What you have to do: Retype the records below word for word and omit any image.

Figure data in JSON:
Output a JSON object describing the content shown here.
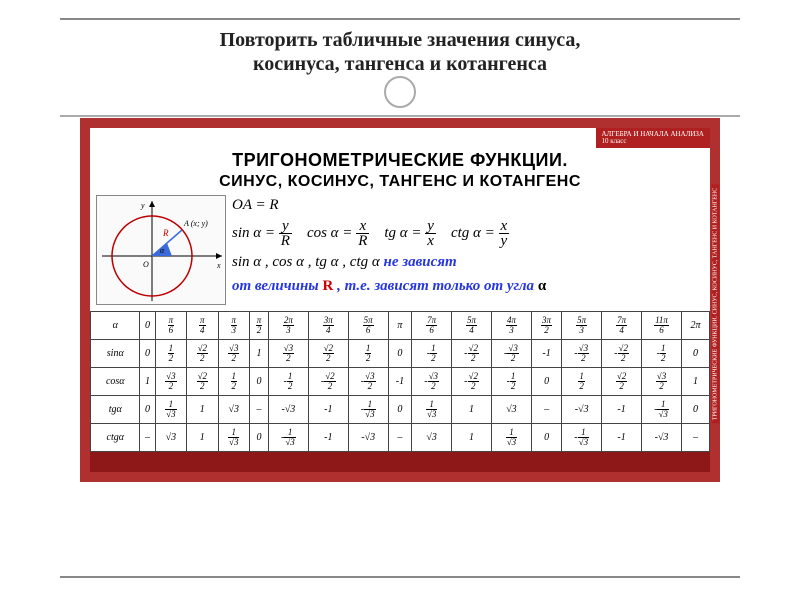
{
  "colors": {
    "poster_border": "#b03030",
    "tab_bg": "#b02020",
    "bottom_bg": "#8e1818",
    "circle_stroke": "#b00",
    "angle_fill": "#3a6bd8",
    "def_blue": "#2536e0",
    "def_red": "#c00000"
  },
  "slide": {
    "title_l1": "Повторить табличные значения синуса,",
    "title_l2": "косинуса, тангенса и котангенса"
  },
  "poster": {
    "tab_l1": "АЛГЕБРА И НАЧАЛА АНАЛИЗА",
    "tab_l2": "10 класс",
    "title": "ТРИГОНОМЕТРИЧЕСКИЕ ФУНКЦИИ.",
    "subtitle": "СИНУС, КОСИНУС, ТАНГЕНС И КОТАНГЕНС",
    "side_label": "ТРИГОНОМЕТРИЧЕСКИЕ ФУНКЦИИ. СИНУС, КОСИНУС, ТАНГЕНС И КОТАНГЕНС",
    "oa_r": "OA = R",
    "sin_lhs": "sin α =",
    "sin_n": "y",
    "sin_d": "R",
    "cos_lhs": "cos α =",
    "cos_n": "x",
    "cos_d": "R",
    "tg_lhs": "tg α =",
    "tg_n": "y",
    "tg_d": "x",
    "ctg_lhs": "ctg α =",
    "ctg_n": "x",
    "ctg_d": "y",
    "note_funcs": "sin α , cos α , tg α , ctg α",
    "note_tail1": " не зависят",
    "note_l2a": "от величины ",
    "note_R": "R",
    "note_l2b": ", т.е. зависят только от угла ",
    "note_alpha": "α",
    "circle_label_A": "A (x; y)",
    "circle_label_O": "O",
    "circle_label_R": "R",
    "circle_label_alpha": "α",
    "circle_label_x": "x",
    "circle_label_y": "y"
  },
  "table": {
    "row_labels": [
      "α",
      "sinα",
      "cosα",
      "tgα",
      "ctgα"
    ],
    "angles": [
      {
        "t": "0"
      },
      {
        "n": "π",
        "d": "6"
      },
      {
        "n": "π",
        "d": "4"
      },
      {
        "n": "π",
        "d": "3"
      },
      {
        "n": "π",
        "d": "2"
      },
      {
        "n": "2π",
        "d": "3"
      },
      {
        "n": "3π",
        "d": "4"
      },
      {
        "n": "5π",
        "d": "6"
      },
      {
        "t": "π"
      },
      {
        "n": "7π",
        "d": "6"
      },
      {
        "n": "5π",
        "d": "4"
      },
      {
        "n": "4π",
        "d": "3"
      },
      {
        "n": "3π",
        "d": "2"
      },
      {
        "n": "5π",
        "d": "3"
      },
      {
        "n": "7π",
        "d": "4"
      },
      {
        "n": "11π",
        "d": "6"
      },
      {
        "t": "2π"
      }
    ],
    "sin": [
      {
        "t": "0"
      },
      {
        "n": "1",
        "d": "2"
      },
      {
        "n": "√2",
        "d": "2"
      },
      {
        "n": "√3",
        "d": "2"
      },
      {
        "t": "1"
      },
      {
        "n": "√3",
        "d": "2"
      },
      {
        "n": "√2",
        "d": "2"
      },
      {
        "n": "1",
        "d": "2"
      },
      {
        "t": "0"
      },
      {
        "s": "-",
        "n": "1",
        "d": "2"
      },
      {
        "s": "-",
        "n": "√2",
        "d": "2"
      },
      {
        "s": "-",
        "n": "√3",
        "d": "2"
      },
      {
        "t": "-1"
      },
      {
        "s": "-",
        "n": "√3",
        "d": "2"
      },
      {
        "s": "-",
        "n": "√2",
        "d": "2"
      },
      {
        "s": "-",
        "n": "1",
        "d": "2"
      },
      {
        "t": "0"
      }
    ],
    "cos": [
      {
        "t": "1"
      },
      {
        "n": "√3",
        "d": "2"
      },
      {
        "n": "√2",
        "d": "2"
      },
      {
        "n": "1",
        "d": "2"
      },
      {
        "t": "0"
      },
      {
        "s": "-",
        "n": "1",
        "d": "2"
      },
      {
        "s": "-",
        "n": "√2",
        "d": "2"
      },
      {
        "s": "-",
        "n": "√3",
        "d": "2"
      },
      {
        "t": "-1"
      },
      {
        "s": "-",
        "n": "√3",
        "d": "2"
      },
      {
        "s": "-",
        "n": "√2",
        "d": "2"
      },
      {
        "s": "-",
        "n": "1",
        "d": "2"
      },
      {
        "t": "0"
      },
      {
        "n": "1",
        "d": "2"
      },
      {
        "n": "√2",
        "d": "2"
      },
      {
        "n": "√3",
        "d": "2"
      },
      {
        "t": "1"
      }
    ],
    "tg": [
      {
        "t": "0"
      },
      {
        "n": "1",
        "d": "√3"
      },
      {
        "t": "1"
      },
      {
        "t": "√3"
      },
      {
        "t": "–"
      },
      {
        "t": "-√3"
      },
      {
        "t": "-1"
      },
      {
        "s": "-",
        "n": "1",
        "d": "√3"
      },
      {
        "t": "0"
      },
      {
        "n": "1",
        "d": "√3"
      },
      {
        "t": "1"
      },
      {
        "t": "√3"
      },
      {
        "t": "–"
      },
      {
        "t": "-√3"
      },
      {
        "t": "-1"
      },
      {
        "s": "-",
        "n": "1",
        "d": "√3"
      },
      {
        "t": "0"
      }
    ],
    "ctg": [
      {
        "t": "–"
      },
      {
        "t": "√3"
      },
      {
        "t": "1"
      },
      {
        "n": "1",
        "d": "√3"
      },
      {
        "t": "0"
      },
      {
        "s": "-",
        "n": "1",
        "d": "√3"
      },
      {
        "t": "-1"
      },
      {
        "t": "-√3"
      },
      {
        "t": "–"
      },
      {
        "t": "√3"
      },
      {
        "t": "1"
      },
      {
        "n": "1",
        "d": "√3"
      },
      {
        "t": "0"
      },
      {
        "s": "-",
        "n": "1",
        "d": "√3"
      },
      {
        "t": "-1"
      },
      {
        "t": "-√3"
      },
      {
        "t": "–"
      }
    ]
  }
}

Complete response:
Output a JSON object describing the content shown here.
{
  "colors": {
    "poster_border": "#b03030",
    "tab_bg": "#b02020",
    "bottom_bg": "#8e1818",
    "circle_stroke": "#b00",
    "angle_fill": "#3a6bd8",
    "def_blue": "#2536e0",
    "def_red": "#c00000"
  },
  "slide": {
    "title_l1": "Повторить табличные значения синуса,",
    "title_l2": "косинуса, тангенса и котангенса"
  },
  "poster": {
    "tab_l1": "АЛГЕБРА И НАЧАЛА АНАЛИЗА",
    "tab_l2": "10 класс",
    "title": "ТРИГОНОМЕТРИЧЕСКИЕ ФУНКЦИИ.",
    "subtitle": "СИНУС, КОСИНУС, ТАНГЕНС И КОТАНГЕНС",
    "side_label": "ТРИГОНОМЕТРИЧЕСКИЕ ФУНКЦИИ. СИНУС, КОСИНУС, ТАНГЕНС И КОТАНГЕНС",
    "oa_r": "OA = R",
    "sin_lhs": "sin α =",
    "sin_n": "y",
    "sin_d": "R",
    "cos_lhs": "cos α =",
    "cos_n": "x",
    "cos_d": "R",
    "tg_lhs": "tg α =",
    "tg_n": "y",
    "tg_d": "x",
    "ctg_lhs": "ctg α =",
    "ctg_n": "x",
    "ctg_d": "y",
    "note_funcs": "sin α , cos α , tg α , ctg α",
    "note_tail1": " не зависят",
    "note_l2a": "от величины ",
    "note_R": "R",
    "note_l2b": ", т.е. зависят только от угла ",
    "note_alpha": "α",
    "circle_label_A": "A (x; y)",
    "circle_label_O": "O",
    "circle_label_R": "R",
    "circle_label_alpha": "α",
    "circle_label_x": "x",
    "circle_label_y": "y"
  },
  "table": {
    "row_labels": [
      "α",
      "sinα",
      "cosα",
      "tgα",
      "ctgα"
    ],
    "angles": [
      {
        "t": "0"
      },
      {
        "n": "π",
        "d": "6"
      },
      {
        "n": "π",
        "d": "4"
      },
      {
        "n": "π",
        "d": "3"
      },
      {
        "n": "π",
        "d": "2"
      },
      {
        "n": "2π",
        "d": "3"
      },
      {
        "n": "3π",
        "d": "4"
      },
      {
        "n": "5π",
        "d": "6"
      },
      {
        "t": "π"
      },
      {
        "n": "7π",
        "d": "6"
      },
      {
        "n": "5π",
        "d": "4"
      },
      {
        "n": "4π",
        "d": "3"
      },
      {
        "n": "3π",
        "d": "2"
      },
      {
        "n": "5π",
        "d": "3"
      },
      {
        "n": "7π",
        "d": "4"
      },
      {
        "n": "11π",
        "d": "6"
      },
      {
        "t": "2π"
      }
    ],
    "sin": [
      {
        "t": "0"
      },
      {
        "n": "1",
        "d": "2"
      },
      {
        "n": "√2",
        "d": "2"
      },
      {
        "n": "√3",
        "d": "2"
      },
      {
        "t": "1"
      },
      {
        "n": "√3",
        "d": "2"
      },
      {
        "n": "√2",
        "d": "2"
      },
      {
        "n": "1",
        "d": "2"
      },
      {
        "t": "0"
      },
      {
        "s": "-",
        "n": "1",
        "d": "2"
      },
      {
        "s": "-",
        "n": "√2",
        "d": "2"
      },
      {
        "s": "-",
        "n": "√3",
        "d": "2"
      },
      {
        "t": "-1"
      },
      {
        "s": "-",
        "n": "√3",
        "d": "2"
      },
      {
        "s": "-",
        "n": "√2",
        "d": "2"
      },
      {
        "s": "-",
        "n": "1",
        "d": "2"
      },
      {
        "t": "0"
      }
    ],
    "cos": [
      {
        "t": "1"
      },
      {
        "n": "√3",
        "d": "2"
      },
      {
        "n": "√2",
        "d": "2"
      },
      {
        "n": "1",
        "d": "2"
      },
      {
        "t": "0"
      },
      {
        "s": "-",
        "n": "1",
        "d": "2"
      },
      {
        "s": "-",
        "n": "√2",
        "d": "2"
      },
      {
        "s": "-",
        "n": "√3",
        "d": "2"
      },
      {
        "t": "-1"
      },
      {
        "s": "-",
        "n": "√3",
        "d": "2"
      },
      {
        "s": "-",
        "n": "√2",
        "d": "2"
      },
      {
        "s": "-",
        "n": "1",
        "d": "2"
      },
      {
        "t": "0"
      },
      {
        "n": "1",
        "d": "2"
      },
      {
        "n": "√2",
        "d": "2"
      },
      {
        "n": "√3",
        "d": "2"
      },
      {
        "t": "1"
      }
    ],
    "tg": [
      {
        "t": "0"
      },
      {
        "n": "1",
        "d": "√3"
      },
      {
        "t": "1"
      },
      {
        "t": "√3"
      },
      {
        "t": "–"
      },
      {
        "t": "-√3"
      },
      {
        "t": "-1"
      },
      {
        "s": "-",
        "n": "1",
        "d": "√3"
      },
      {
        "t": "0"
      },
      {
        "n": "1",
        "d": "√3"
      },
      {
        "t": "1"
      },
      {
        "t": "√3"
      },
      {
        "t": "–"
      },
      {
        "t": "-√3"
      },
      {
        "t": "-1"
      },
      {
        "s": "-",
        "n": "1",
        "d": "√3"
      },
      {
        "t": "0"
      }
    ],
    "ctg": [
      {
        "t": "–"
      },
      {
        "t": "√3"
      },
      {
        "t": "1"
      },
      {
        "n": "1",
        "d": "√3"
      },
      {
        "t": "0"
      },
      {
        "s": "-",
        "n": "1",
        "d": "√3"
      },
      {
        "t": "-1"
      },
      {
        "t": "-√3"
      },
      {
        "t": "–"
      },
      {
        "t": "√3"
      },
      {
        "t": "1"
      },
      {
        "n": "1",
        "d": "√3"
      },
      {
        "t": "0"
      },
      {
        "s": "-",
        "n": "1",
        "d": "√3"
      },
      {
        "t": "-1"
      },
      {
        "t": "-√3"
      },
      {
        "t": "–"
      }
    ]
  }
}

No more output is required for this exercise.